§ **Directions**: Copy out all of the data below with no alterations.

§ **Material provided**:
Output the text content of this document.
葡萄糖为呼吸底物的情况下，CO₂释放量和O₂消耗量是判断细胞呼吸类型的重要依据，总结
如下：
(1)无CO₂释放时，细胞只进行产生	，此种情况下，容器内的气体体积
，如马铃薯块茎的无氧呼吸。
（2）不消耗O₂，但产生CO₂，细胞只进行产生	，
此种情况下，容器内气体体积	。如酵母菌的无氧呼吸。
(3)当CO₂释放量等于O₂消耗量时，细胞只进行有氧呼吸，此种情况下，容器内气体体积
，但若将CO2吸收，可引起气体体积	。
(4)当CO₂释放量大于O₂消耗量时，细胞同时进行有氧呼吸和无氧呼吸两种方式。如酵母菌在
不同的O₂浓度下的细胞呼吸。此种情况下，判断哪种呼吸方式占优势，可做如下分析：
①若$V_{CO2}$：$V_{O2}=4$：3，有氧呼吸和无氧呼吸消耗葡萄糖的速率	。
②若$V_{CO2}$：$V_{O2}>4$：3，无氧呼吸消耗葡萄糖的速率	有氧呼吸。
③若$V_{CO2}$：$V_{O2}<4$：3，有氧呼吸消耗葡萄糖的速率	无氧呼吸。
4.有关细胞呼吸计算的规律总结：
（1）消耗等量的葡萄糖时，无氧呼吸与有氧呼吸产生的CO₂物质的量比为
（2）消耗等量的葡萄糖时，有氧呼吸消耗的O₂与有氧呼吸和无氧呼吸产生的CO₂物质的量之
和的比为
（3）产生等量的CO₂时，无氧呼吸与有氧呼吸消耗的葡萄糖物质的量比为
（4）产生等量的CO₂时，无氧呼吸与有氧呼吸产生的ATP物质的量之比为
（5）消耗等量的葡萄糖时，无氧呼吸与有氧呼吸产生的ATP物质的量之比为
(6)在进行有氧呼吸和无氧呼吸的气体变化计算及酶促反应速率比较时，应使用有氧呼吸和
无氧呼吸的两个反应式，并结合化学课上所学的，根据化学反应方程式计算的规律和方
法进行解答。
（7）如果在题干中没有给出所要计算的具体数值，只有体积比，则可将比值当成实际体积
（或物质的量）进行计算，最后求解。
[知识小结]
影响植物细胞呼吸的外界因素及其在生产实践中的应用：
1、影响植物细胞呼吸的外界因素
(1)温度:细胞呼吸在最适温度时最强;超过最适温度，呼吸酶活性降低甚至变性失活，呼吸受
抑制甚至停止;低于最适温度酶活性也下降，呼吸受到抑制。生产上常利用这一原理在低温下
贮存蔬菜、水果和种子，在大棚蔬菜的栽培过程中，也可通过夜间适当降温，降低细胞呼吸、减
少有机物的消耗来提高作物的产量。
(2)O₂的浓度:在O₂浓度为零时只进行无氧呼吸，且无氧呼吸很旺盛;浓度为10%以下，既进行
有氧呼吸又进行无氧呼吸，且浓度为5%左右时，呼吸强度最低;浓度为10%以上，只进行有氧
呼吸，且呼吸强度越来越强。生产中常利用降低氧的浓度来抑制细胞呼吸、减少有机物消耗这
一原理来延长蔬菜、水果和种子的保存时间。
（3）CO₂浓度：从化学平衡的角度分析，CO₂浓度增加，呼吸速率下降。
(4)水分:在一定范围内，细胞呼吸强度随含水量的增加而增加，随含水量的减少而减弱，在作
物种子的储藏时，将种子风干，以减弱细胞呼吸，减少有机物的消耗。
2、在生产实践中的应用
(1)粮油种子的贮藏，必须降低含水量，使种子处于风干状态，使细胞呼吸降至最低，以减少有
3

§ **Full answer**:
Output the text content of this document.
葡萄糖为呼吸底物的情况下，CO₂释放量和O₂消耗量是判断细胞呼吸类型的重要依据，总结
如下：
(1)无CO₂释放时，细胞只进行产生	，此种情况下，容器内的气体体积
，如马铃薯块茎的无氧呼吸。
（2）不消耗O₂，但产生CO₂，细胞只进行产生	，
此种情况下，容器内气体体积	。如酵母菌的无氧呼吸。
(3)当CO₂释放量等于O₂消耗量时，细胞只进行有氧呼吸，此种情况下，容器内气体体积
，但若将CO2吸收，可引起气体体积	。
(4)当CO₂释放量大于O₂消耗量时，细胞同时进行有氧呼吸和无氧呼吸两种方式。如酵母菌在
不同的O₂浓度下的细胞呼吸。此种情况下，判断哪种呼吸方式占优势，可做如下分析：
①若$V_{CO2}$：$V_{O2}=4$：3，有氧呼吸和无氧呼吸消耗葡萄糖的速率	。
②若$V_{CO2}$：$V_{O2}>4$：3，无氧呼吸消耗葡萄糖的速率	有氧呼吸。
③若$V_{CO2}$：$V_{O2}<4$：3，有氧呼吸消耗葡萄糖的速率	无氧呼吸。
4.有关细胞呼吸计算的规律总结：
（1）消耗等量的葡萄糖时，无氧呼吸与有氧呼吸产生的CO₂物质的量比为
（2）消耗等量的葡萄糖时，有氧呼吸消耗的O₂与有氧呼吸和无氧呼吸产生的CO₂物质的量之
和的比为
（3）产生等量的CO₂时，无氧呼吸与有氧呼吸消耗的葡萄糖物质的量比为
（4）产生等量的CO₂时，无氧呼吸与有氧呼吸产生的ATP物质的量之比为
（5）消耗等量的葡萄糖时，无氧呼吸与有氧呼吸产生的ATP物质的量之比为
(6)在进行有氧呼吸和无氧呼吸的气体变化计算及酶促反应速率比较时，应使用有氧呼吸和
无氧呼吸的两个反应式，并结合化学课上所学的，根据化学反应方程式计算的规律和方
法进行解答。
（7）如果在题干中没有给出所要计算的具体数值，只有体积比，则可将比值当成实际体积
（或物质的量）进行计算，最后求解。
[知识小结]
影响植物细胞呼吸的外界因素及其在生产实践中的应用：
1、影响植物细胞呼吸的外界因素
(1)温度:细胞呼吸在最适温度时最强;超过最适温度，呼吸酶活性降低甚至变性失活，呼吸受
抑制甚至停止;低于最适温度酶活性也下降，呼吸受到抑制。生产上常利用这一原理在低温下
贮存蔬菜、水果和种子，在大棚蔬菜的栽培过程中，也可通过夜间适当降温，降低细胞呼吸、减
少有机物的消耗来提高作物的产量。
(2)O₂的浓度:在O₂浓度为零时只进行无氧呼吸，且无氧呼吸很旺盛;浓度为10%以下，既进行
有氧呼吸又进行无氧呼吸，且浓度为5%左右时，呼吸强度最低;浓度为10%以上，只进行有氧
呼吸，且呼吸强度越来越强。生产中常利用降低氧的浓度来抑制细胞呼吸、减少有机物消耗这
一原理来延长蔬菜、水果和种子的保存时间。
（3）CO₂浓度：从化学平衡的角度分析，CO₂浓度增加，呼吸速率下降。
(4)水分:在一定范围内，细胞呼吸强度随含水量的增加而增加，随含水量的减少而减弱，在作
物种子的储藏时，将种子风干，以减弱细胞呼吸，减少有机物的消耗。
2、在生产实践中的应用
(1)粮油种子的贮藏，必须降低含水量，使种子处于风干状态，使细胞呼吸降至最低，以减少有
3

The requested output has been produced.